▶ Requirement:
Below is a listing. Gather each line of it that contains "JSON".

▶ Input rows:
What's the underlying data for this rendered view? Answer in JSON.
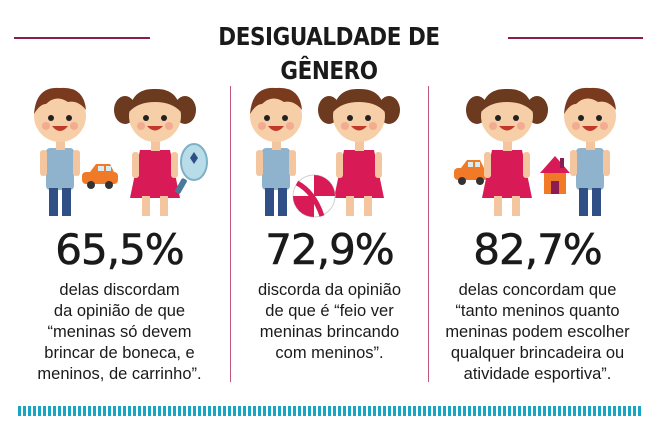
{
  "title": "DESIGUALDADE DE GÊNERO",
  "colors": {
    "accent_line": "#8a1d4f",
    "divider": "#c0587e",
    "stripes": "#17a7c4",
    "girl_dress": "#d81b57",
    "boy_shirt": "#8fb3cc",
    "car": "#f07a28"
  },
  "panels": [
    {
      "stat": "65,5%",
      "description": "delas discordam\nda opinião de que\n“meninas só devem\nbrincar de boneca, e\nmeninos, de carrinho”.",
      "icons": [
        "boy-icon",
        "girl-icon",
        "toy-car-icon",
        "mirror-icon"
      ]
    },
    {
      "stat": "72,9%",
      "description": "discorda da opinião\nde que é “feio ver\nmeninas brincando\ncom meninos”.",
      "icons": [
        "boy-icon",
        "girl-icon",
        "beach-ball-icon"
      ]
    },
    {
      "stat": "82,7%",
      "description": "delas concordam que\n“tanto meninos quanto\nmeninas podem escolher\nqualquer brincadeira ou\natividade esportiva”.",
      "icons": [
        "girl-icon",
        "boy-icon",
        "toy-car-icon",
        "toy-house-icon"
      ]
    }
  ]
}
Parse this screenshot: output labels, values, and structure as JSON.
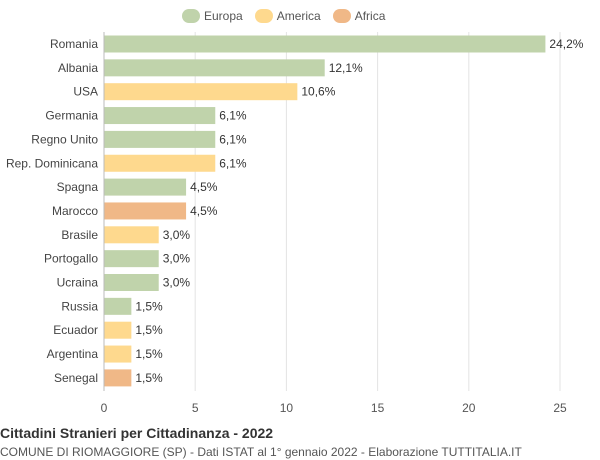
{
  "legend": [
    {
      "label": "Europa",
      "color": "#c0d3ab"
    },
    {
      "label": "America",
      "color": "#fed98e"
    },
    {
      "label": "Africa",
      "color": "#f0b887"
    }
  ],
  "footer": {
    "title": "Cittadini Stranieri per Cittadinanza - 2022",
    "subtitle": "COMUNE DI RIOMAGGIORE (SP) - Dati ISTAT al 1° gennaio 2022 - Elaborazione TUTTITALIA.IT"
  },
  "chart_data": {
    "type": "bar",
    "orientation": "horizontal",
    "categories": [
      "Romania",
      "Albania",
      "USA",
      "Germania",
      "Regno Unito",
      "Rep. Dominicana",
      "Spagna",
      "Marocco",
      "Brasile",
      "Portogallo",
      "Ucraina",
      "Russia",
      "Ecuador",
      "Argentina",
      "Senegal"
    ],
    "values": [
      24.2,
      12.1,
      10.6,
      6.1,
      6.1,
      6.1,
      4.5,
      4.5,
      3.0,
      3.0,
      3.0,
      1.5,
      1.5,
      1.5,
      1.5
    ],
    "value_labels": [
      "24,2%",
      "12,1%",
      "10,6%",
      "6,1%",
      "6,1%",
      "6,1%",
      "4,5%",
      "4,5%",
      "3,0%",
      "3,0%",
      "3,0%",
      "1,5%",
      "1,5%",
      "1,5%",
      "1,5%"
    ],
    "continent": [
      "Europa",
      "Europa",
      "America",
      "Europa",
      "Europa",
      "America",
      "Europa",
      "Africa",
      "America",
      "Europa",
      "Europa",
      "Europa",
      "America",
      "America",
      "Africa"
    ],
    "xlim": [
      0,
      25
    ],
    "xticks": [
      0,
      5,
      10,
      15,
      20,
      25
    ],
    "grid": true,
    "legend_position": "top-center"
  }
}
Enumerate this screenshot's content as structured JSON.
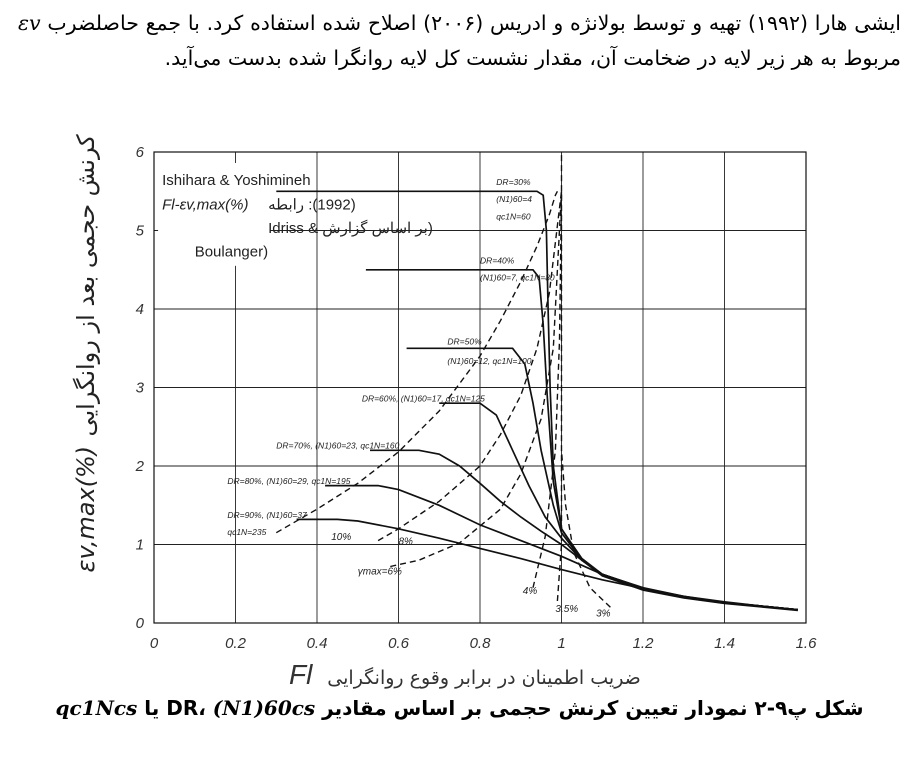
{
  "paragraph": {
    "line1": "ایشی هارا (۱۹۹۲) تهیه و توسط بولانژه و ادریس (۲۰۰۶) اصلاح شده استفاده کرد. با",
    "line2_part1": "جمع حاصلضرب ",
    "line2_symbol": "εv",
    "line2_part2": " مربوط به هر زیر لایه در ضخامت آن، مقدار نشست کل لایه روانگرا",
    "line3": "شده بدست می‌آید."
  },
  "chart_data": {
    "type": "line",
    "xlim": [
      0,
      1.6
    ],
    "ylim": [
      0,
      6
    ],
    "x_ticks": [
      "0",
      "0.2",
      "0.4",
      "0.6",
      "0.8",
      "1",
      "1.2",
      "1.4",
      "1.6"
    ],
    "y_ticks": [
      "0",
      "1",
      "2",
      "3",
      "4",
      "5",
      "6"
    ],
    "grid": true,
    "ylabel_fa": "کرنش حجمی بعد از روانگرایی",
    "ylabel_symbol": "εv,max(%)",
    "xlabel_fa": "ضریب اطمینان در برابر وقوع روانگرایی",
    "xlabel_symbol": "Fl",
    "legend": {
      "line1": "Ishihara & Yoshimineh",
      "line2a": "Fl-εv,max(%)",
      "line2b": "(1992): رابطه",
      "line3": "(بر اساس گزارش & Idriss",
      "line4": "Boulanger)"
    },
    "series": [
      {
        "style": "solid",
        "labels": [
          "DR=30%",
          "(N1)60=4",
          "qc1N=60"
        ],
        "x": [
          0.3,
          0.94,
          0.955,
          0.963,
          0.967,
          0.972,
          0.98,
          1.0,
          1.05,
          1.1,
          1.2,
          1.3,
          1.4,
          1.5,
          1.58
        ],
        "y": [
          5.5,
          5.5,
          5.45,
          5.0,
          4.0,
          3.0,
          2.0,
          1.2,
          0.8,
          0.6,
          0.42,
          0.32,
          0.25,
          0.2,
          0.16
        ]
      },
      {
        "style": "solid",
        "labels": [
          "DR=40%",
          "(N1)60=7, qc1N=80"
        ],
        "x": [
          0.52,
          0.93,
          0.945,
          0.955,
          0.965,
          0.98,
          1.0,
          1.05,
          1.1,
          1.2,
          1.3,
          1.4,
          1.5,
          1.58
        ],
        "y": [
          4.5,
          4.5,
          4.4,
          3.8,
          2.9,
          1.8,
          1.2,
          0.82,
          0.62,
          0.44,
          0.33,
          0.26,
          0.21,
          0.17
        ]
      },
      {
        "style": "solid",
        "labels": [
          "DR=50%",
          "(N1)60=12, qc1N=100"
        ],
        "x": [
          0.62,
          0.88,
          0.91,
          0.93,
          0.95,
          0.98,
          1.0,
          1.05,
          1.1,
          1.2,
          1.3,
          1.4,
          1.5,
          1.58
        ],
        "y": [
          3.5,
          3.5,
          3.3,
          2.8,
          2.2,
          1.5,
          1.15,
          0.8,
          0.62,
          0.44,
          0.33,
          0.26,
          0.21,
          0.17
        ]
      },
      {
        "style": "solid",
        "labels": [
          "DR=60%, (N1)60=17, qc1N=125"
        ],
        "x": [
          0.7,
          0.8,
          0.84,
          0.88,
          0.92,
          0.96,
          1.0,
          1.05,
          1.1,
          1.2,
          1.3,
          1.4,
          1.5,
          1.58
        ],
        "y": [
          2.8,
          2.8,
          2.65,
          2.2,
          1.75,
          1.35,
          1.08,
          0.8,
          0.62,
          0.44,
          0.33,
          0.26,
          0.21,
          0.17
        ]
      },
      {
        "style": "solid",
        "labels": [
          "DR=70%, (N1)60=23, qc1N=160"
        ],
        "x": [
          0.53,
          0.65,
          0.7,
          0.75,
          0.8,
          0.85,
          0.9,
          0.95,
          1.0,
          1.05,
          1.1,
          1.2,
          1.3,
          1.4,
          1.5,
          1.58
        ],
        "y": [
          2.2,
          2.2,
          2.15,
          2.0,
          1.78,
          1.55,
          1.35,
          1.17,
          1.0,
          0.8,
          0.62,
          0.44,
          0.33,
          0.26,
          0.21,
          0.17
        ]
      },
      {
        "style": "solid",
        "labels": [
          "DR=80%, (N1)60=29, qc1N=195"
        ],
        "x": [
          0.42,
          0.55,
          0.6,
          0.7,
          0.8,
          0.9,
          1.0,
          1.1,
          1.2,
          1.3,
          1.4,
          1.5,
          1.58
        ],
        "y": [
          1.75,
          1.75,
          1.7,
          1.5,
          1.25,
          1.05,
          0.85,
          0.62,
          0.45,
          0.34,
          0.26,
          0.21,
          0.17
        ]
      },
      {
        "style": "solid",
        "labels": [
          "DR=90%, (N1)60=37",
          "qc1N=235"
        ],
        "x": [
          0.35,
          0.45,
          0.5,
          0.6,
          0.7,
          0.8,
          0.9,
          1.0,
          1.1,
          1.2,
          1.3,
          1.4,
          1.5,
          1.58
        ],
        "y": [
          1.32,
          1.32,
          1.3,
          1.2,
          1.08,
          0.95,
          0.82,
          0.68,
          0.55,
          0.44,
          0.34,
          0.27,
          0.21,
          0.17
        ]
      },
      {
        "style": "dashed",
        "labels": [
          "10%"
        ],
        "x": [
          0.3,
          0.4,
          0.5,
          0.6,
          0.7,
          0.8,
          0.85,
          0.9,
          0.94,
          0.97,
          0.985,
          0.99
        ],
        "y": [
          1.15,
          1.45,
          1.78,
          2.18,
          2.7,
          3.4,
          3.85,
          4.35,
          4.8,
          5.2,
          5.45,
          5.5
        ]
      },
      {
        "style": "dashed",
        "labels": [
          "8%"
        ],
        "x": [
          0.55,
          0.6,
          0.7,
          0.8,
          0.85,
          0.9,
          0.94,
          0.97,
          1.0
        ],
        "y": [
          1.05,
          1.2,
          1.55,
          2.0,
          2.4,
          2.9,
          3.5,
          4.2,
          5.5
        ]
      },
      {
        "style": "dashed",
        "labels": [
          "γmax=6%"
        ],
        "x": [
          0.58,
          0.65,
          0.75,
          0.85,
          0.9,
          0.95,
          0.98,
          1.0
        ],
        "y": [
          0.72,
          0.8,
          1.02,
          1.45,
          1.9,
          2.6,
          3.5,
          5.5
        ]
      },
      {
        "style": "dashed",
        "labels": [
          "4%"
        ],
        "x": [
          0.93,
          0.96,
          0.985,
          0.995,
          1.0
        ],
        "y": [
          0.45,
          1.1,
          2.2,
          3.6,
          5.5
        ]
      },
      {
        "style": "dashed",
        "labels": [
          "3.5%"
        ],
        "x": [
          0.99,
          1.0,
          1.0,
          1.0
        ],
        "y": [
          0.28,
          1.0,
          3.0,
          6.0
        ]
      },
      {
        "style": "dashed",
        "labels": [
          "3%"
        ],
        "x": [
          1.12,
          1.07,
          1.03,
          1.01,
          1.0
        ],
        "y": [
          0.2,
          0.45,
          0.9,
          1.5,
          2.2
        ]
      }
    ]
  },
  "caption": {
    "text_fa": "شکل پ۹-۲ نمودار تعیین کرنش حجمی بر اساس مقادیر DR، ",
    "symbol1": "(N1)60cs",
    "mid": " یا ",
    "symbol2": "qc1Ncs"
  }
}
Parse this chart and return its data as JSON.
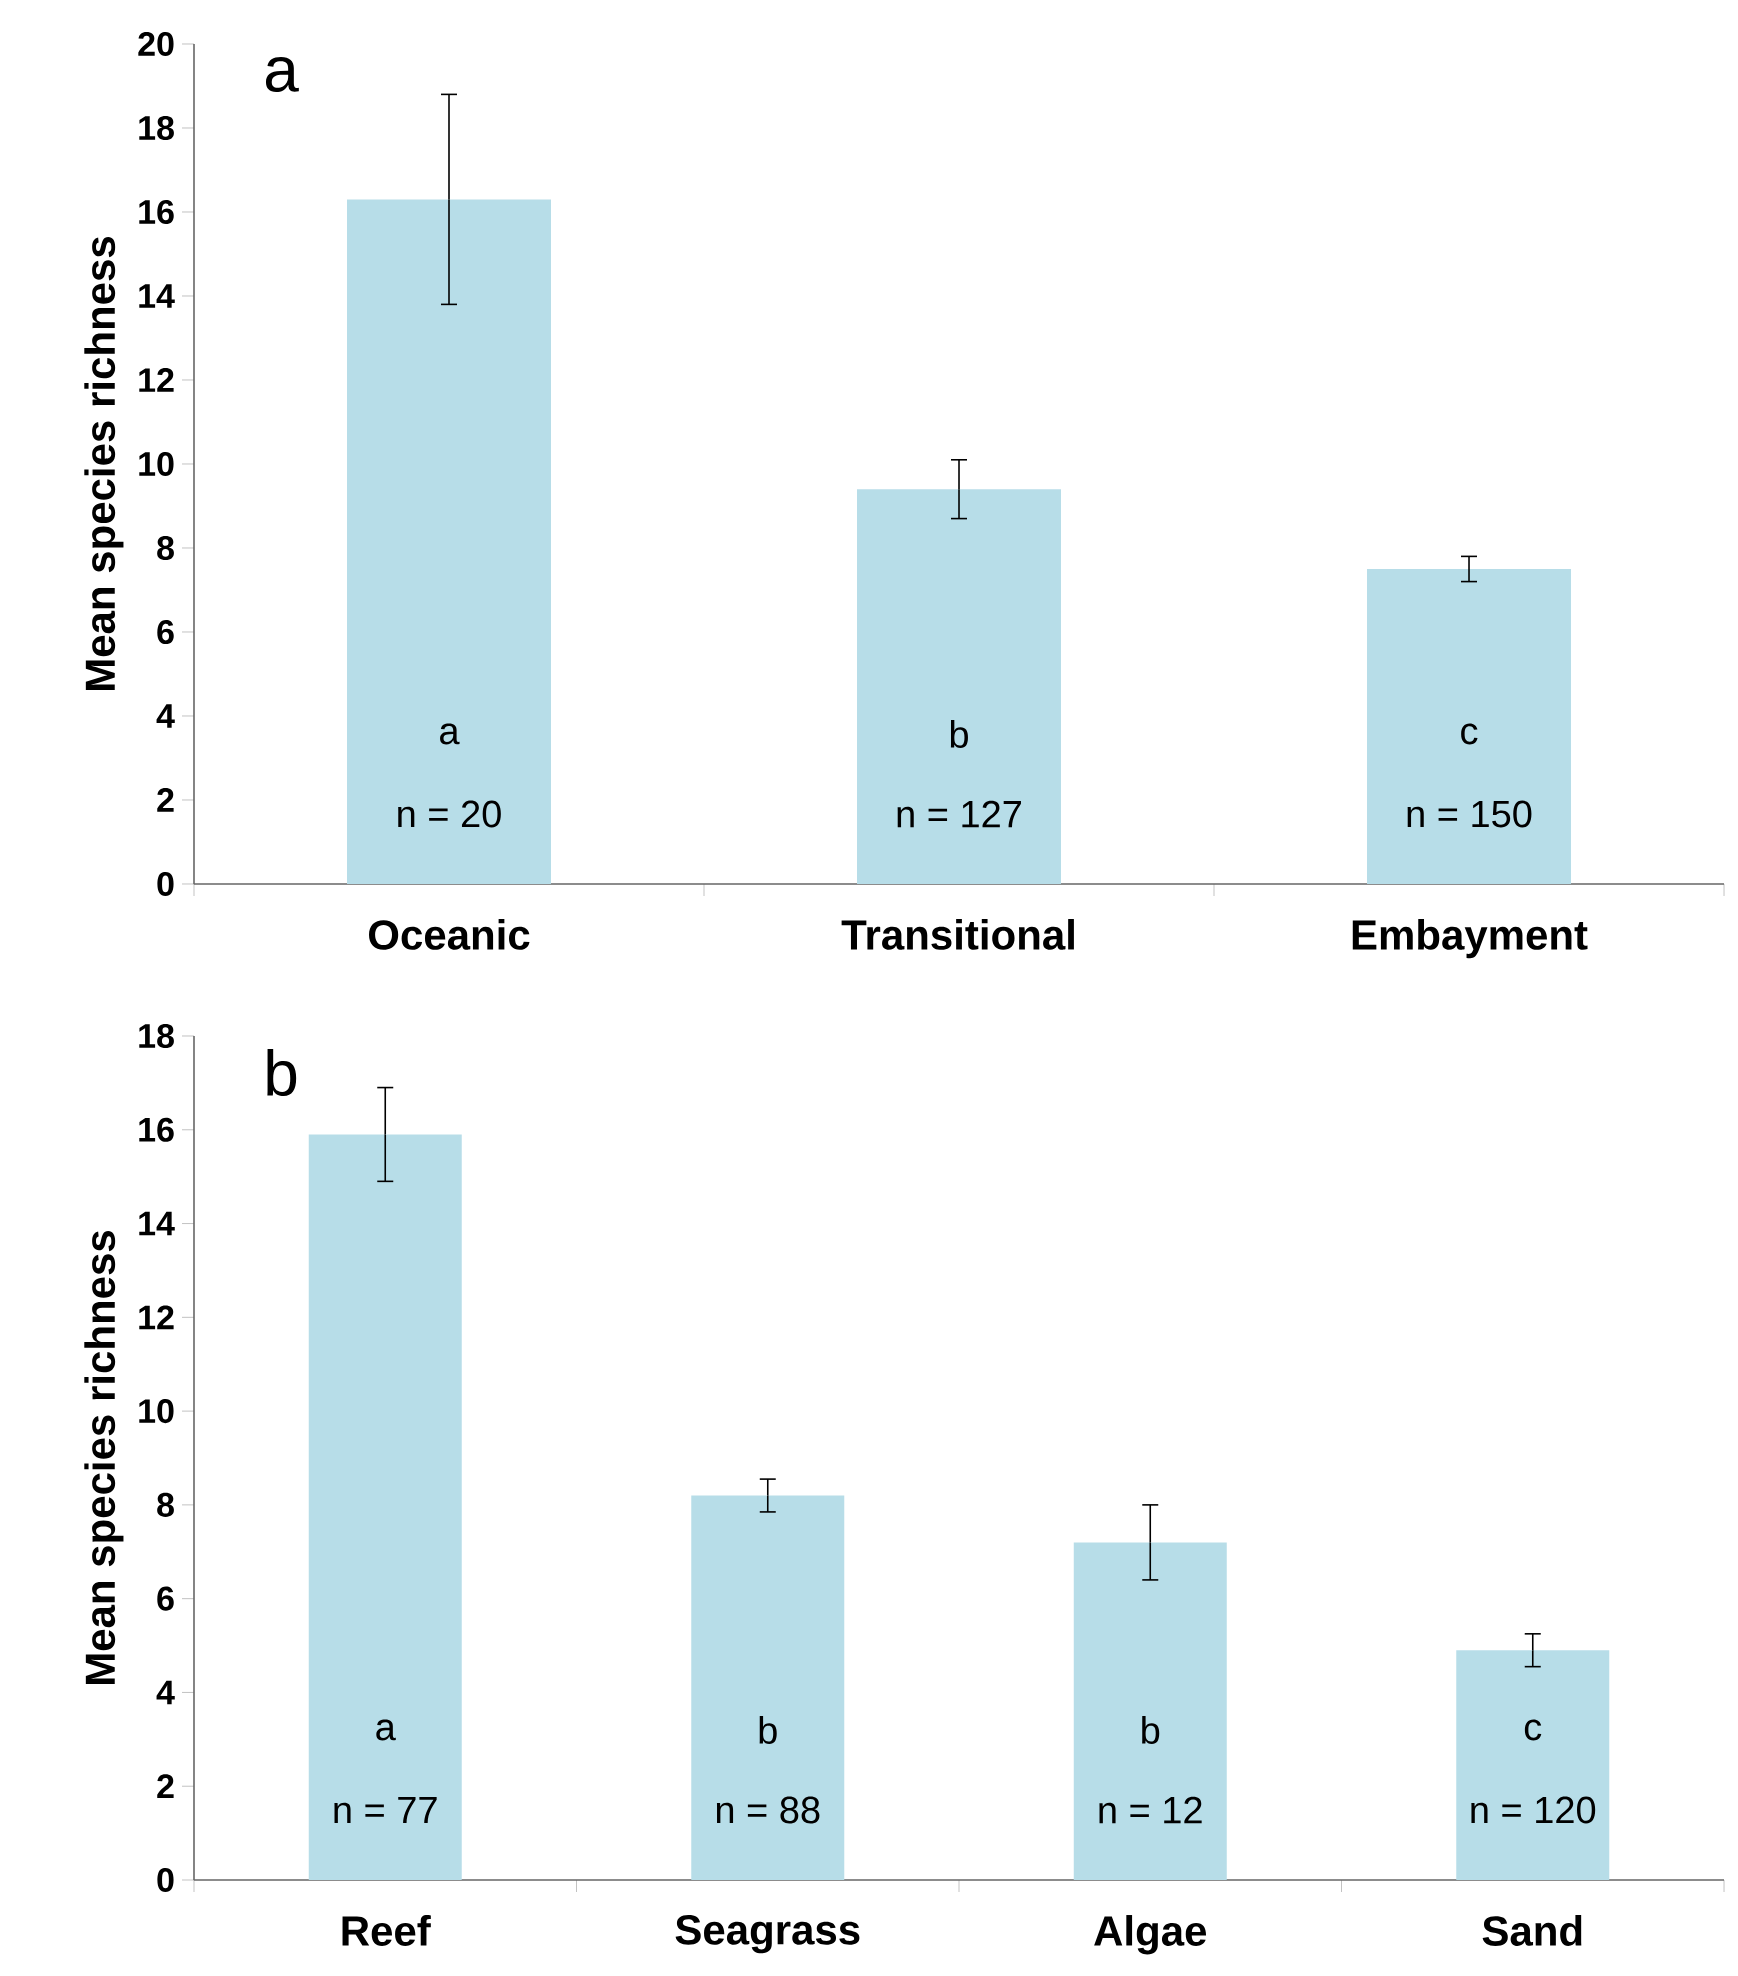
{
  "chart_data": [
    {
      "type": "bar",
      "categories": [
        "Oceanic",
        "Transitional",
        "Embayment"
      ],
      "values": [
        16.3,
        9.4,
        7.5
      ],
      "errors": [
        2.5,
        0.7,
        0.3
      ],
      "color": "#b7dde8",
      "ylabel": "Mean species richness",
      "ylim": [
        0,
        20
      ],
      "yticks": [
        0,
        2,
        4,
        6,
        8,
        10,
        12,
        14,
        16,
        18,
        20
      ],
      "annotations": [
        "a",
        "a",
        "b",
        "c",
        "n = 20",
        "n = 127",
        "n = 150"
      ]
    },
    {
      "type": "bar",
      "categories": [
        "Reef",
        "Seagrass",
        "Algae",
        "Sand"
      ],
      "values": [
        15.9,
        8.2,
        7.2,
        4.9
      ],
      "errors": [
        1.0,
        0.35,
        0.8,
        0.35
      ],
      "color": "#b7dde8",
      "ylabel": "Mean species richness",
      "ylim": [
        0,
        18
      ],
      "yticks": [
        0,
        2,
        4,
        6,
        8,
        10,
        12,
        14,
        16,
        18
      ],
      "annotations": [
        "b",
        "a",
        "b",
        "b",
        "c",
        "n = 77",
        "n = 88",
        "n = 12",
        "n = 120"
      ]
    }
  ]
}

▶ Solution to this exercise:
What's the underlying data for this rendered view? Answer in JSON.
Parse this screenshot: output labels, values, and structure as JSON.
Enumerate this screenshot's content as structured JSON.
Parse this chart and return its data as JSON.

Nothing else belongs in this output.